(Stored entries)
########
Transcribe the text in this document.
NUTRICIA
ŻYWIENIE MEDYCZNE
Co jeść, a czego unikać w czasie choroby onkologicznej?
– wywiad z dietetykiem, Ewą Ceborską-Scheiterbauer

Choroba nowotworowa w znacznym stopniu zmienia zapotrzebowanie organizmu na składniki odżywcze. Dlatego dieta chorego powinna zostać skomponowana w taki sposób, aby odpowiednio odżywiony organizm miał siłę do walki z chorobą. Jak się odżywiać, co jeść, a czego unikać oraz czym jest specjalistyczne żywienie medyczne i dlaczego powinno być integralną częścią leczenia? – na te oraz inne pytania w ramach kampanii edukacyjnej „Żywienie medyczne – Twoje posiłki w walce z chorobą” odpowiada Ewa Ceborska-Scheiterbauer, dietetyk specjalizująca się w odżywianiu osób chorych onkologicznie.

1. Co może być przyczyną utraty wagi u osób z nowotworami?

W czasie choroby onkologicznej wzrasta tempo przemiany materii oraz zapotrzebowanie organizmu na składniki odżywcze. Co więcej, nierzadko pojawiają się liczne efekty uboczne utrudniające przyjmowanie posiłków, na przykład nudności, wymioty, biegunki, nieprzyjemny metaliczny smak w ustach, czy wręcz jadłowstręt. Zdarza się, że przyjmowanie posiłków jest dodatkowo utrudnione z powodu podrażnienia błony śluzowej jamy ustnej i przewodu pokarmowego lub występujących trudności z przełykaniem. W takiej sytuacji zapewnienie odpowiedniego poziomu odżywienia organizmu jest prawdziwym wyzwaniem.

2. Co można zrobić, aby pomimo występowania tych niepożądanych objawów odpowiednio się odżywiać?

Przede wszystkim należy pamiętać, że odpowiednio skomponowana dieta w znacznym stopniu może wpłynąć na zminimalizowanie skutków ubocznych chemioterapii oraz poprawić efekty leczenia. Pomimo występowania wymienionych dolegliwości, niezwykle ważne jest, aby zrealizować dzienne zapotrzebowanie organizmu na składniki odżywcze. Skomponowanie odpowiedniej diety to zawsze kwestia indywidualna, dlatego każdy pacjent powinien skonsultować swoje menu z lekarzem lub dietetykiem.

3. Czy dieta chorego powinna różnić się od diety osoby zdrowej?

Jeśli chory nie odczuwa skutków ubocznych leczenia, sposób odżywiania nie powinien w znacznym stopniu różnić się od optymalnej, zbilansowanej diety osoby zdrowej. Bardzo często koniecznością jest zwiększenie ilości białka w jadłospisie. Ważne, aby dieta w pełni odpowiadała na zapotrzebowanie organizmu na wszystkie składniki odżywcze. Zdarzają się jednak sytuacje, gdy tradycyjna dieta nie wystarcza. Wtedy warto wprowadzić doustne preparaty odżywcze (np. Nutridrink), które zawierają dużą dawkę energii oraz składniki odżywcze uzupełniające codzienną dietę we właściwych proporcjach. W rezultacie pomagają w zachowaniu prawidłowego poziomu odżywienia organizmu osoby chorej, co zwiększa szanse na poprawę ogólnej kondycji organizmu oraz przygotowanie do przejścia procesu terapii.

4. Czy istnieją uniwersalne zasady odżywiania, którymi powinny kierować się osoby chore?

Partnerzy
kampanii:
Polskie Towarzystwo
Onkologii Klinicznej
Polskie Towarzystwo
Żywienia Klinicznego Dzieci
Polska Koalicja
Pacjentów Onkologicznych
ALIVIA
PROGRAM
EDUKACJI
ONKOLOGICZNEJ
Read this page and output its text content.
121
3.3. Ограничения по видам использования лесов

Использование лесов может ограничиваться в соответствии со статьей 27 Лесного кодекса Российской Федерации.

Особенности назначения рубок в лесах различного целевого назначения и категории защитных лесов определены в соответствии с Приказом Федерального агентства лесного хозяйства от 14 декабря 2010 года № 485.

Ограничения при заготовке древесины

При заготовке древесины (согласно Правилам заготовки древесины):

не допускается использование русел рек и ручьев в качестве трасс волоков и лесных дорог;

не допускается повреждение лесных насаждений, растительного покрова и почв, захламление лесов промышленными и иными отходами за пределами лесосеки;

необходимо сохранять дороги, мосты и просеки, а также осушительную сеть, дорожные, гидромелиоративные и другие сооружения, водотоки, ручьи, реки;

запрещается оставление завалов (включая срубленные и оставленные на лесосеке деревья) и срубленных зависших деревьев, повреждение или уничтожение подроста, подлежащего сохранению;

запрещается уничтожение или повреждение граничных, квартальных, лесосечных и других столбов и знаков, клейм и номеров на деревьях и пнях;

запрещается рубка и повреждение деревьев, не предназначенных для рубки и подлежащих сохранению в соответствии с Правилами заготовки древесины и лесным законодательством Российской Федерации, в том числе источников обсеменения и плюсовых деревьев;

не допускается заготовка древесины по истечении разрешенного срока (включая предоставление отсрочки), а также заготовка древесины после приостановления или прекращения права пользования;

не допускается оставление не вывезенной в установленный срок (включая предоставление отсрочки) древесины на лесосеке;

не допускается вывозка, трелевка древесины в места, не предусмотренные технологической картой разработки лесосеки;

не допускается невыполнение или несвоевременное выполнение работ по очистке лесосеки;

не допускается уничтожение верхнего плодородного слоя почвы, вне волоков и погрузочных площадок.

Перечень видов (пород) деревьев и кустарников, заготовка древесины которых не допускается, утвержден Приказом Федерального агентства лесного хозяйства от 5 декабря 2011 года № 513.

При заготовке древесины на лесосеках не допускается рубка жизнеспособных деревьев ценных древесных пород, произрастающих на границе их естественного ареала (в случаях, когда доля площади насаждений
########
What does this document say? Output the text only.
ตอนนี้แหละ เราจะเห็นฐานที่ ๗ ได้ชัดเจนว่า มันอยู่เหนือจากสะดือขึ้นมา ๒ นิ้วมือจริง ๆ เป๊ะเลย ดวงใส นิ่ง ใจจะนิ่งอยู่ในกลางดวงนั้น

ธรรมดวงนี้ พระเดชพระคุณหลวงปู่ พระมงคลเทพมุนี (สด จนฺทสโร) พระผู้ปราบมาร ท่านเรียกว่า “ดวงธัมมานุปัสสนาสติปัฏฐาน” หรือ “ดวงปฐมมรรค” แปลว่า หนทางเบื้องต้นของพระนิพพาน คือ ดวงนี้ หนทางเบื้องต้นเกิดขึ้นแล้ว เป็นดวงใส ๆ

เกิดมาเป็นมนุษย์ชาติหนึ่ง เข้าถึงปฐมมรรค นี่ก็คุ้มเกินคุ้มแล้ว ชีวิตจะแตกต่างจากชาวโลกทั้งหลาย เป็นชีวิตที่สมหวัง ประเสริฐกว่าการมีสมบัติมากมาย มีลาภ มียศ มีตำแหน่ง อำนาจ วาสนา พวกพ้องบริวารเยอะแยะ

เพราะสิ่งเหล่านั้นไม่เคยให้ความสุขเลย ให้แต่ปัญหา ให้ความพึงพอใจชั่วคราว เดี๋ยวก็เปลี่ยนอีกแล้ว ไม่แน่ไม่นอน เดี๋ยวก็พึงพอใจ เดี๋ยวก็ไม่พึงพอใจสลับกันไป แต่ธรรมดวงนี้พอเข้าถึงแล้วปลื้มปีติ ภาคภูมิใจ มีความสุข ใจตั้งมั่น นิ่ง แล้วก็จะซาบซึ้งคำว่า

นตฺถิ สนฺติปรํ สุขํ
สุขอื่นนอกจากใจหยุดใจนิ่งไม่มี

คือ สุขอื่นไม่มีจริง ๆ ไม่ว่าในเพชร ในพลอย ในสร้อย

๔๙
########
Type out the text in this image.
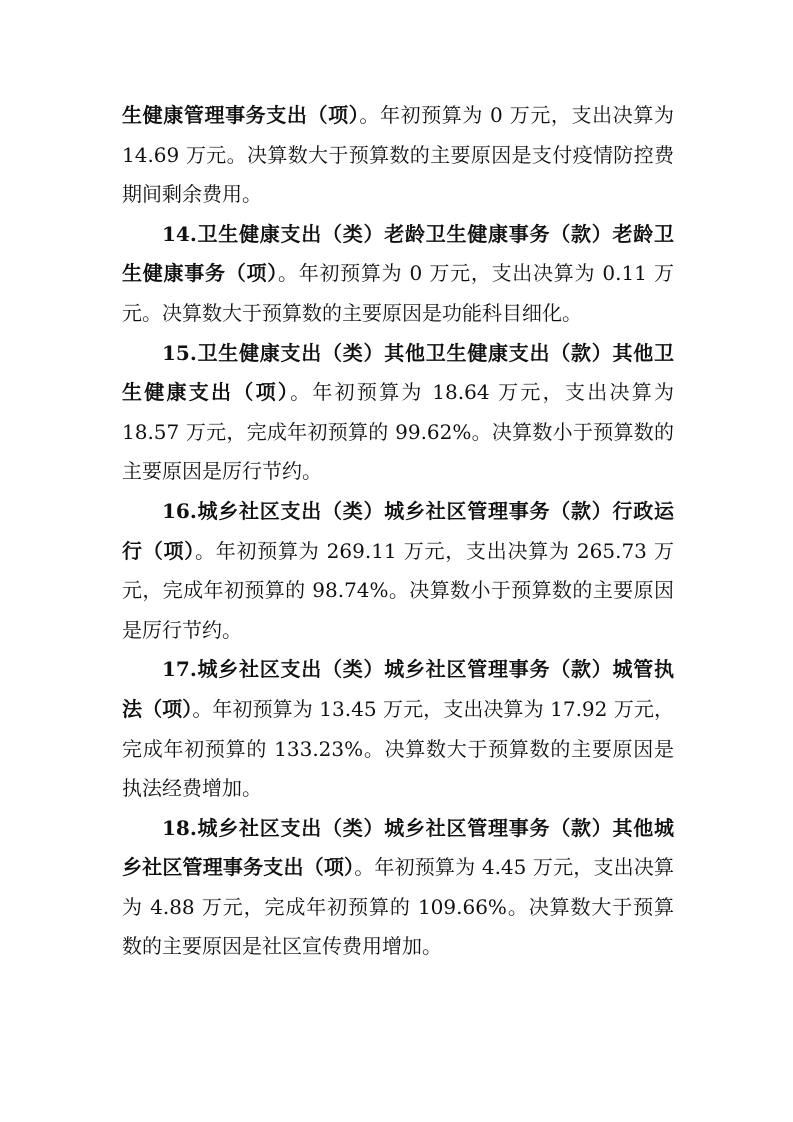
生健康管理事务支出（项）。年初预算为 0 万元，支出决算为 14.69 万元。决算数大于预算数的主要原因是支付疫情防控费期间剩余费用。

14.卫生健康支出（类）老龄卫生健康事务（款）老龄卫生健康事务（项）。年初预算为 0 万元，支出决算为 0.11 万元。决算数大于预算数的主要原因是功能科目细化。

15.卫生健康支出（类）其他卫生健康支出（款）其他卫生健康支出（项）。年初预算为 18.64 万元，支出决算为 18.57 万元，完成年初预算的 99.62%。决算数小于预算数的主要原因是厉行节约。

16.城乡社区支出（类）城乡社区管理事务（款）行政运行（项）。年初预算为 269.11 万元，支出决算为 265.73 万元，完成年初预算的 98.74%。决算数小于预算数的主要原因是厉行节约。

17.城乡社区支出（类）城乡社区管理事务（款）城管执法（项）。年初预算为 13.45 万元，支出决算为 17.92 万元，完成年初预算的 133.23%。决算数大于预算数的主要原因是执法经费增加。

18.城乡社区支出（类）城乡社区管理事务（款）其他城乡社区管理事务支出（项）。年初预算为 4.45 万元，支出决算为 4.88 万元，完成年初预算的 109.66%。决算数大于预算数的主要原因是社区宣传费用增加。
########
Written request: Which lines in the records above contain the string "также"? Copy each one.

The solution:
необходимо сохранять дороги, мосты и просеки, а также осушительную сеть, дорожные, гидромелиоративные и другие сооружения, водотоки, ручьи, реки;
не допускается заготовка древесины по истечении разрешенного срока (включая предоставление отсрочки), а также заготовка древесины после приостановления или прекращения права пользования;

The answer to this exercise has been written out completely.